▶ **Listed entries**:
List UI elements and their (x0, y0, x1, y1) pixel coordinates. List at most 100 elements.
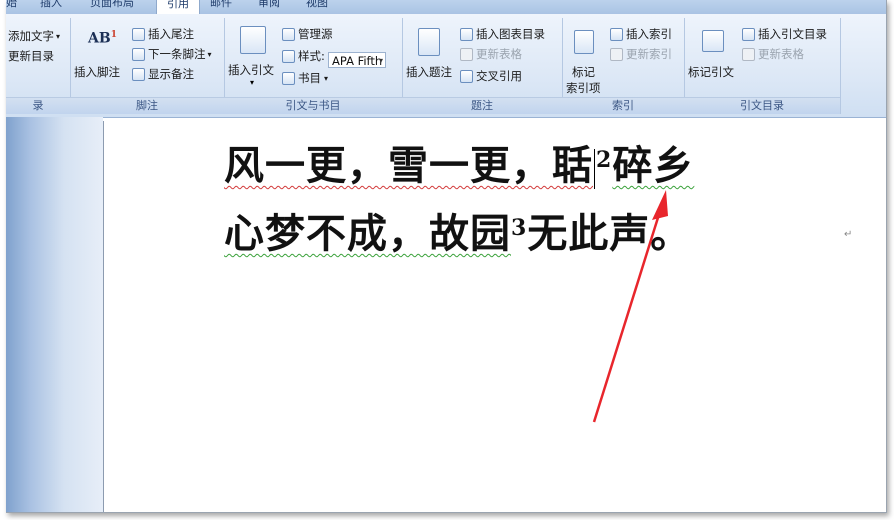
group-label-captions: 题注 (402, 97, 562, 114)
footnote-ref-3[interactable]: 3 (511, 215, 527, 241)
insert-caption-button[interactable]: 插入题注 (404, 22, 456, 92)
update-index-button[interactable]: 更新索引 (610, 46, 672, 62)
group-footnotes: AB1 插入脚注 插入尾注 下一条脚注 ▾ 显示备注 脚注 (70, 18, 225, 114)
mark-citation-button[interactable]: 标记引文 (686, 22, 740, 92)
document-page[interactable]: 风一更，雪一更，聒 2碎乡 心梦不成，故园3无此声。 ↵ (103, 121, 886, 512)
update-table-button[interactable]: 更新表格 (460, 46, 522, 62)
group-index: 标记 索引项 插入索引 更新索引 索引 (562, 18, 685, 114)
tab-home[interactable]: 始 (6, 0, 17, 10)
tab-view[interactable]: 视图 (306, 0, 328, 10)
insert-index-button[interactable]: 插入索引 (610, 26, 672, 42)
cross-reference-button[interactable]: 交叉引用 (460, 68, 522, 84)
mark-entry-button[interactable]: 标记 索引项 (564, 22, 610, 98)
tab-review[interactable]: 审阅 (258, 0, 280, 10)
update-index-icon (610, 47, 623, 61)
tab-mailings[interactable]: 邮件 (210, 0, 232, 10)
document-line-1[interactable]: 风一更，雪一更，聒 2碎乡 (224, 133, 694, 191)
manage-sources-button[interactable]: 管理源 (282, 26, 333, 42)
footnote-icon-sup: 1 (110, 30, 117, 40)
citation-style-value: APA Fifth (332, 54, 383, 68)
group-citations-bibliography: 插入引文 ▾ 管理源 样式: APA Fifth ▾ 书目 ▾ 引文与书目 (224, 18, 403, 114)
endnote-icon (132, 27, 145, 41)
line1-text-b: 碎乡 (612, 142, 695, 189)
group-table-of-authorities: 标记引文 插入引文目录 更新表格 引文目录 (684, 18, 841, 114)
line2-text-b: 无此声。 (527, 210, 692, 257)
chevron-down-icon: ▾ (207, 49, 212, 59)
chevron-down-icon: ▾ (378, 56, 383, 65)
insert-endnote-button[interactable]: 插入尾注 (132, 26, 194, 42)
tab-references[interactable]: 引用 (156, 0, 200, 14)
cross-reference-label: 交叉引用 (476, 69, 522, 83)
style-label: 样式: (282, 48, 325, 64)
insert-caption-label: 插入题注 (406, 65, 452, 79)
next-footnote-label: 下一条脚注 (148, 47, 206, 61)
group-label-toc: 录 (6, 97, 70, 114)
insert-caption-icon (418, 28, 440, 56)
insert-table-of-authorities-label: 插入引文目录 (758, 27, 827, 41)
chevron-down-icon: ▾ (250, 78, 255, 87)
update-toc-button[interactable]: 更新目录 (8, 48, 54, 64)
word-window: 始 插入 页面布局 引用 邮件 审阅 视图 添加文字 ▾ 更新目录 录 AB1 (6, 0, 887, 513)
update-table-label: 更新表格 (476, 47, 522, 61)
insert-citation-label: 插入引文 (228, 63, 274, 77)
show-notes-icon (132, 67, 145, 81)
insert-footnote-button[interactable]: AB1 插入脚注 (74, 22, 130, 84)
update-index-label: 更新索引 (626, 47, 672, 61)
chevron-down-icon: ▾ (56, 31, 61, 41)
mark-entry-label-2: 索引项 (566, 81, 601, 95)
table-of-figures-icon (460, 27, 473, 41)
citation-style-select[interactable]: APA Fifth ▾ (328, 52, 386, 68)
manage-sources-label: 管理源 (298, 27, 333, 41)
next-footnote-icon (132, 47, 145, 61)
insert-citation-icon (240, 26, 266, 54)
insert-table-of-figures-button[interactable]: 插入图表目录 (460, 26, 545, 42)
mark-citation-label: 标记引文 (688, 65, 734, 79)
add-text-label: 添加文字 (8, 29, 54, 43)
update-authorities-label: 更新表格 (758, 47, 804, 61)
group-label-index: 索引 (562, 97, 684, 114)
group-table-of-contents: 添加文字 ▾ 更新目录 录 (6, 18, 71, 114)
footnote-icon-text: AB (88, 30, 111, 47)
insert-citation-button[interactable]: 插入引文 ▾ (228, 22, 278, 92)
tab-page-layout[interactable]: 页面布局 (90, 0, 134, 10)
group-label-footnotes: 脚注 (70, 97, 224, 114)
table-of-authorities-icon (742, 27, 755, 41)
insert-table-of-authorities-button[interactable]: 插入引文目录 (742, 26, 827, 42)
footnote-ref-2[interactable]: 2 (596, 147, 612, 173)
line1-text-a: 风一更，雪一更，聒 (224, 142, 593, 189)
chevron-down-icon: ▾ (324, 73, 329, 83)
group-label-citations: 引文与书目 (224, 97, 402, 114)
insert-index-label: 插入索引 (626, 27, 672, 41)
cross-reference-icon (460, 69, 473, 83)
group-label-authorities: 引文目录 (684, 97, 840, 114)
insert-table-of-figures-label: 插入图表目录 (476, 27, 545, 41)
ribbon-tab-bar: 始 插入 页面布局 引用 邮件 审阅 视图 (6, 0, 886, 14)
next-footnote-button[interactable]: 下一条脚注 ▾ (132, 46, 212, 62)
update-authorities-icon (742, 47, 755, 61)
insert-index-icon (610, 27, 623, 41)
left-pane (6, 117, 103, 512)
bibliography-button[interactable]: 书目 ▾ (282, 70, 328, 86)
show-notes-label: 显示备注 (148, 67, 194, 81)
document-line-2[interactable]: 心梦不成，故园3无此声。 (224, 201, 691, 259)
tab-insert[interactable]: 插入 (40, 0, 62, 10)
ribbon: 添加文字 ▾ 更新目录 录 AB1 插入脚注 插入尾注 下一条脚注 ▾ 显示备注… (6, 14, 886, 118)
show-notes-button[interactable]: 显示备注 (132, 66, 194, 82)
insert-footnote-label: 插入脚注 (74, 65, 120, 79)
bibliography-icon (282, 71, 295, 85)
style-icon (282, 49, 295, 63)
mark-citation-icon (702, 30, 724, 52)
mark-entry-label-1: 标记 (572, 65, 595, 79)
style-label-text: 样式: (298, 49, 325, 63)
add-text-button[interactable]: 添加文字 ▾ (8, 28, 60, 44)
manage-sources-icon (282, 27, 295, 41)
bibliography-label: 书目 (298, 71, 321, 85)
insert-endnote-label: 插入尾注 (148, 27, 194, 41)
update-toc-label: 更新目录 (8, 49, 54, 63)
footnote-icon: AB1 (88, 30, 117, 47)
paragraph-mark: ↵ (844, 229, 853, 240)
line2-text-a: 心梦不成，故园 (224, 210, 511, 257)
update-table-icon (460, 47, 473, 61)
text-cursor (594, 149, 595, 189)
update-authorities-table-button[interactable]: 更新表格 (742, 46, 804, 62)
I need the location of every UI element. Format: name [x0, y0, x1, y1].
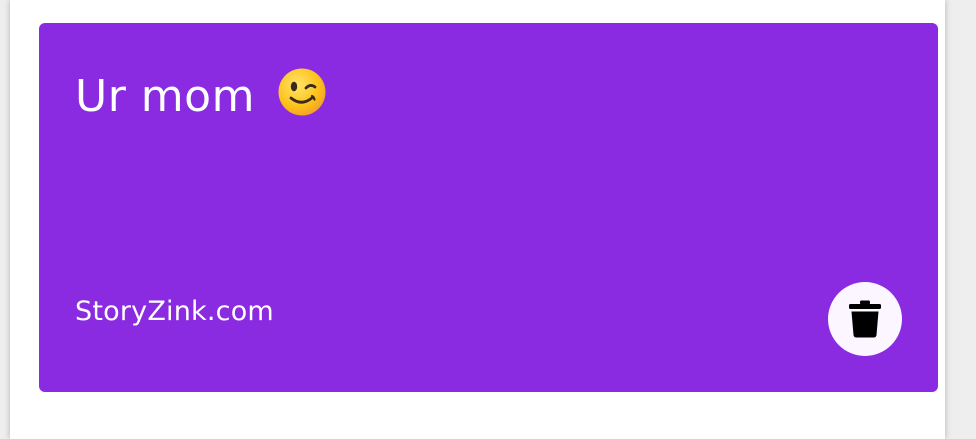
- winking-face-icon: [277, 67, 327, 117]
- story-card: Ur mom StoryZink.com: [39, 23, 938, 392]
- delete-button[interactable]: [828, 282, 902, 356]
- content-panel: Ur mom StoryZink.com: [10, 0, 945, 439]
- brand-label: StoryZink.com: [75, 296, 274, 327]
- trash-icon: [847, 299, 883, 339]
- story-quote-text: Ur mom: [75, 71, 255, 122]
- story-quote: Ur mom: [75, 67, 327, 123]
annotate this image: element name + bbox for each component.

▶ **What is needed**: Number the lines from the one containing "- winking-face-icon: [277, 67, 327, 117]" through the final line, inclusive, as a list, leaving out any blank lines.

▶ **Solved exercise**:
1. - winking-face-icon: [277, 67, 327, 117]
2. - story-card: Ur mom StoryZink.com: [39, 23, 938, 392]
3. - delete-button[interactable]: [828, 282, 902, 356]
4. - content-panel: Ur mom StoryZink.com: [10, 0, 945, 439]
5. - brand-label: StoryZink.com: [75, 296, 274, 327]
6. - trash-icon: [847, 299, 883, 339]
7. - story-quote-text: Ur mom: [75, 71, 255, 122]
8. - story-quote: Ur mom: [75, 67, 327, 123]
9. annotate this image: element name + bbox for each component.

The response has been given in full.